## Exercise aim
Extract each line of the data and write it out again exactly.

## Data for processing
-- BEGIN --

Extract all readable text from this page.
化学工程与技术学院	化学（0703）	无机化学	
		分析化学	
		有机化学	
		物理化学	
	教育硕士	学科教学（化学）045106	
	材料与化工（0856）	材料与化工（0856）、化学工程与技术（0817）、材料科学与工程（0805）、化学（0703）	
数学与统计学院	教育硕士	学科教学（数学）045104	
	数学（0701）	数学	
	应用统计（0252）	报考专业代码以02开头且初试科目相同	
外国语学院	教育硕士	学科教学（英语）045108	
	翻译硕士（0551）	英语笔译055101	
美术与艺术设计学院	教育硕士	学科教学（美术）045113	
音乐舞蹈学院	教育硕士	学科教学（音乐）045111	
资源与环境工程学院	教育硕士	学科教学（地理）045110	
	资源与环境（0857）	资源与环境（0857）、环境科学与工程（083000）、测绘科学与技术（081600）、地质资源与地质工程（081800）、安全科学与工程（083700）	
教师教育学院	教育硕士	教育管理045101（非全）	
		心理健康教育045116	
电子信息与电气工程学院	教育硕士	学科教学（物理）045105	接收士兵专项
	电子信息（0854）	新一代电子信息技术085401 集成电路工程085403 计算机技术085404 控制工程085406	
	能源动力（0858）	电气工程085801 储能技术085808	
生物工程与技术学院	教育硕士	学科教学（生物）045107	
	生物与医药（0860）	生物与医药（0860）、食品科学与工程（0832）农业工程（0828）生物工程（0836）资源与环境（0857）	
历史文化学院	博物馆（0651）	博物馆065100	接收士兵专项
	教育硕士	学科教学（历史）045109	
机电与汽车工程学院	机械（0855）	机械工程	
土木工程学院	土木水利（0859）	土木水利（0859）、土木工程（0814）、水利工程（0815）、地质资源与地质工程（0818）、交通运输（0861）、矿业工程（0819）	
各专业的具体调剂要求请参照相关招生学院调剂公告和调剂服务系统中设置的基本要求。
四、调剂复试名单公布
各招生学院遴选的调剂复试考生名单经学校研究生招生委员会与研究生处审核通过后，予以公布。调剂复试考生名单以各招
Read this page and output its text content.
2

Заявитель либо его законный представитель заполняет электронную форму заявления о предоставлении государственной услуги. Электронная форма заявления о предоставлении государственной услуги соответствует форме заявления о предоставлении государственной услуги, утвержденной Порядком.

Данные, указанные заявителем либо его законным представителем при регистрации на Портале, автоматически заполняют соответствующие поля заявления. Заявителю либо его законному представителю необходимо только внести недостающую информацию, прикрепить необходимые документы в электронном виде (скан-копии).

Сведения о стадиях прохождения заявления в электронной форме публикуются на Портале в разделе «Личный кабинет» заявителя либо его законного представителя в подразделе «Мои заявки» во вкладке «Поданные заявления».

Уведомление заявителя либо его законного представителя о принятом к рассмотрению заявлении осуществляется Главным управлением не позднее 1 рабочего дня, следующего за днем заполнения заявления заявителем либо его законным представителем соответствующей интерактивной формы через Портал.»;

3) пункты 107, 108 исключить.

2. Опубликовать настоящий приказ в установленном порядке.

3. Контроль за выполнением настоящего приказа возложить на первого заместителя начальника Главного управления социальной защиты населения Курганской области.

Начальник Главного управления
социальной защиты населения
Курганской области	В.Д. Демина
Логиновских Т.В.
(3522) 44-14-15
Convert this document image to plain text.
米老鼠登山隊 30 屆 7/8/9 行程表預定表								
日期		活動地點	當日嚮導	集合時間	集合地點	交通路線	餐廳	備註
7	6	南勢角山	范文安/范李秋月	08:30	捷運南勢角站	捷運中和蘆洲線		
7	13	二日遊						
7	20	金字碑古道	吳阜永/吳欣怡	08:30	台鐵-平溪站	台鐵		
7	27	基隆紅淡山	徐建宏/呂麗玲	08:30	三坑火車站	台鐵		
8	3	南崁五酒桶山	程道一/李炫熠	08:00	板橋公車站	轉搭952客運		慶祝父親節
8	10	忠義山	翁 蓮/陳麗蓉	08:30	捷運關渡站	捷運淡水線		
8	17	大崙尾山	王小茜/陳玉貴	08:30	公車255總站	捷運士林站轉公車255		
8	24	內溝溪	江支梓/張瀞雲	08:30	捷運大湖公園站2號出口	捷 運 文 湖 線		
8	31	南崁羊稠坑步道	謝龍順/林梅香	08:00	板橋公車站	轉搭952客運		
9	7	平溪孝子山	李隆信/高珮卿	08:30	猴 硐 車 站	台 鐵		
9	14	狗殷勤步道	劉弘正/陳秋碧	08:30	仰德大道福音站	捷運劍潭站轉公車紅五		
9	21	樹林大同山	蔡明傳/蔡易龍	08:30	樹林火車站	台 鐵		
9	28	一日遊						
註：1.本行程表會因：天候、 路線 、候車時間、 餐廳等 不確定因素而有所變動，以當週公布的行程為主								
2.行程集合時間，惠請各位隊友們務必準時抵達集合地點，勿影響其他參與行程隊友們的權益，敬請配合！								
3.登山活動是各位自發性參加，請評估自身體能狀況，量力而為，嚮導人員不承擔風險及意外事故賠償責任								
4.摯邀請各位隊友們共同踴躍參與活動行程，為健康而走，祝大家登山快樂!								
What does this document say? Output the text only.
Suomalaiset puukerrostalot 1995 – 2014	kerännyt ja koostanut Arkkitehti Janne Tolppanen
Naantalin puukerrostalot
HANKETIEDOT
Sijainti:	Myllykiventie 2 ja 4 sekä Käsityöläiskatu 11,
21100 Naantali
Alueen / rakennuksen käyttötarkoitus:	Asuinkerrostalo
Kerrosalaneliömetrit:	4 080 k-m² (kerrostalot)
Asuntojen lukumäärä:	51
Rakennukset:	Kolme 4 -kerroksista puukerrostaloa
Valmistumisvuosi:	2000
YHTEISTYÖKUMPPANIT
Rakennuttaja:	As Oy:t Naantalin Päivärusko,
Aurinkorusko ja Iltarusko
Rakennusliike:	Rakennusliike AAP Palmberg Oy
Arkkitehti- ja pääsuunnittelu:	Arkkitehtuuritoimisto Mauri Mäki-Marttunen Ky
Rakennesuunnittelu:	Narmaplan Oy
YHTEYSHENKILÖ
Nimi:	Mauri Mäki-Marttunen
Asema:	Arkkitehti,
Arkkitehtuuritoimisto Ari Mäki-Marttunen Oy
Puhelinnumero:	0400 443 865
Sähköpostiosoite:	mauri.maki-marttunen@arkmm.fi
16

-- END --

## Correct output
Extract all readable text from this page.
化学工程与技术学院	化学（0703）	无机化学	
		分析化学	
		有机化学	
		物理化学	
	教育硕士	学科教学（化学）045106	
	材料与化工（0856）	材料与化工（0856）、化学工程与技术（0817）、材料科学与工程（0805）、化学（0703）	
数学与统计学院	教育硕士	学科教学（数学）045104	
	数学（0701）	数学	
	应用统计（0252）	报考专业代码以02开头且初试科目相同	
外国语学院	教育硕士	学科教学（英语）045108	
	翻译硕士（0551）	英语笔译055101	
美术与艺术设计学院	教育硕士	学科教学（美术）045113	
音乐舞蹈学院	教育硕士	学科教学（音乐）045111	
资源与环境工程学院	教育硕士	学科教学（地理）045110	
	资源与环境（0857）	资源与环境（0857）、环境科学与工程（083000）、测绘科学与技术（081600）、地质资源与地质工程（081800）、安全科学与工程（083700）	
教师教育学院	教育硕士	教育管理045101（非全）	
		心理健康教育045116	
电子信息与电气工程学院	教育硕士	学科教学（物理）045105	接收士兵专项
	电子信息（0854）	新一代电子信息技术085401 集成电路工程085403 计算机技术085404 控制工程085406	
	能源动力（0858）	电气工程085801 储能技术085808	
生物工程与技术学院	教育硕士	学科教学（生物）045107	
	生物与医药（0860）	生物与医药（0860）、食品科学与工程（0832）农业工程（0828）生物工程（0836）资源与环境（0857）	
历史文化学院	博物馆（0651）	博物馆065100	接收士兵专项
	教育硕士	学科教学（历史）045109	
机电与汽车工程学院	机械（0855）	机械工程	
土木工程学院	土木水利（0859）	土木水利（0859）、土木工程（0814）、水利工程（0815）、地质资源与地质工程（0818）、交通运输（0861）、矿业工程（0819）	
各专业的具体调剂要求请参照相关招生学院调剂公告和调剂服务系统中设置的基本要求。
四、调剂复试名单公布
各招生学院遴选的调剂复试考生名单经学校研究生招生委员会与研究生处审核通过后，予以公布。调剂复试考生名单以各招
Read this page and output its text content.
2

Заявитель либо его законный представитель заполняет электронную форму заявления о предоставлении государственной услуги. Электронная форма заявления о предоставлении государственной услуги соответствует форме заявления о предоставлении государственной услуги, утвержденной Порядком.

Данные, указанные заявителем либо его законным представителем при регистрации на Портале, автоматически заполняют соответствующие поля заявления. Заявителю либо его законному представителю необходимо только внести недостающую информацию, прикрепить необходимые документы в электронном виде (скан-копии).

Сведения о стадиях прохождения заявления в электронной форме публикуются на Портале в разделе «Личный кабинет» заявителя либо его законного представителя в подразделе «Мои заявки» во вкладке «Поданные заявления».

Уведомление заявителя либо его законного представителя о принятом к рассмотрению заявлении осуществляется Главным управлением не позднее 1 рабочего дня, следующего за днем заполнения заявления заявителем либо его законным представителем соответствующей интерактивной формы через Портал.»;

3) пункты 107, 108 исключить.

2. Опубликовать настоящий приказ в установленном порядке.

3. Контроль за выполнением настоящего приказа возложить на первого заместителя начальника Главного управления социальной защиты населения Курганской области.

Начальник Главного управления
социальной защиты населения
Курганской области	В.Д. Демина
Логиновских Т.В.
(3522) 44-14-15
Convert this document image to plain text.
米老鼠登山隊 30 屆 7/8/9 行程表預定表								
日期		活動地點	當日嚮導	集合時間	集合地點	交通路線	餐廳	備註
7	6	南勢角山	范文安/范李秋月	08:30	捷運南勢角站	捷運中和蘆洲線		
7	13	二日遊						
7	20	金字碑古道	吳阜永/吳欣怡	08:30	台鐵-平溪站	台鐵		
7	27	基隆紅淡山	徐建宏/呂麗玲	08:30	三坑火車站	台鐵		
8	3	南崁五酒桶山	程道一/李炫熠	08:00	板橋公車站	轉搭952客運		慶祝父親節
8	10	忠義山	翁 蓮/陳麗蓉	08:30	捷運關渡站	捷運淡水線		
8	17	大崙尾山	王小茜/陳玉貴	08:30	公車255總站	捷運士林站轉公車255		
8	24	內溝溪	江支梓/張瀞雲	08:30	捷運大湖公園站2號出口	捷 運 文 湖 線		
8	31	南崁羊稠坑步道	謝龍順/林梅香	08:00	板橋公車站	轉搭952客運		
9	7	平溪孝子山	李隆信/高珮卿	08:30	猴 硐 車 站	台 鐵		
9	14	狗殷勤步道	劉弘正/陳秋碧	08:30	仰德大道福音站	捷運劍潭站轉公車紅五		
9	21	樹林大同山	蔡明傳/蔡易龍	08:30	樹林火車站	台 鐵		
9	28	一日遊						
註：1.本行程表會因：天候、 路線 、候車時間、 餐廳等 不確定因素而有所變動，以當週公布的行程為主								
2.行程集合時間，惠請各位隊友們務必準時抵達集合地點，勿影響其他參與行程隊友們的權益，敬請配合！								
3.登山活動是各位自發性參加，請評估自身體能狀況，量力而為，嚮導人員不承擔風險及意外事故賠償責任								
4.摯邀請各位隊友們共同踴躍參與活動行程，為健康而走，祝大家登山快樂!								
What does this document say? Output the text only.
Suomalaiset puukerrostalot 1995 – 2014	kerännyt ja koostanut Arkkitehti Janne Tolppanen
Naantalin puukerrostalot
HANKETIEDOT
Sijainti:	Myllykiventie 2 ja 4 sekä Käsityöläiskatu 11,
21100 Naantali
Alueen / rakennuksen käyttötarkoitus:	Asuinkerrostalo
Kerrosalaneliömetrit:	4 080 k-m² (kerrostalot)
Asuntojen lukumäärä:	51
Rakennukset:	Kolme 4 -kerroksista puukerrostaloa
Valmistumisvuosi:	2000
YHTEISTYÖKUMPPANIT
Rakennuttaja:	As Oy:t Naantalin Päivärusko,
Aurinkorusko ja Iltarusko
Rakennusliike:	Rakennusliike AAP Palmberg Oy
Arkkitehti- ja pääsuunnittelu:	Arkkitehtuuritoimisto Mauri Mäki-Marttunen Ky
Rakennesuunnittelu:	Narmaplan Oy
YHTEYSHENKILÖ
Nimi:	Mauri Mäki-Marttunen
Asema:	Arkkitehti,
Arkkitehtuuritoimisto Ari Mäki-Marttunen Oy
Puhelinnumero:	0400 443 865
Sähköpostiosoite:	mauri.maki-marttunen@arkmm.fi
16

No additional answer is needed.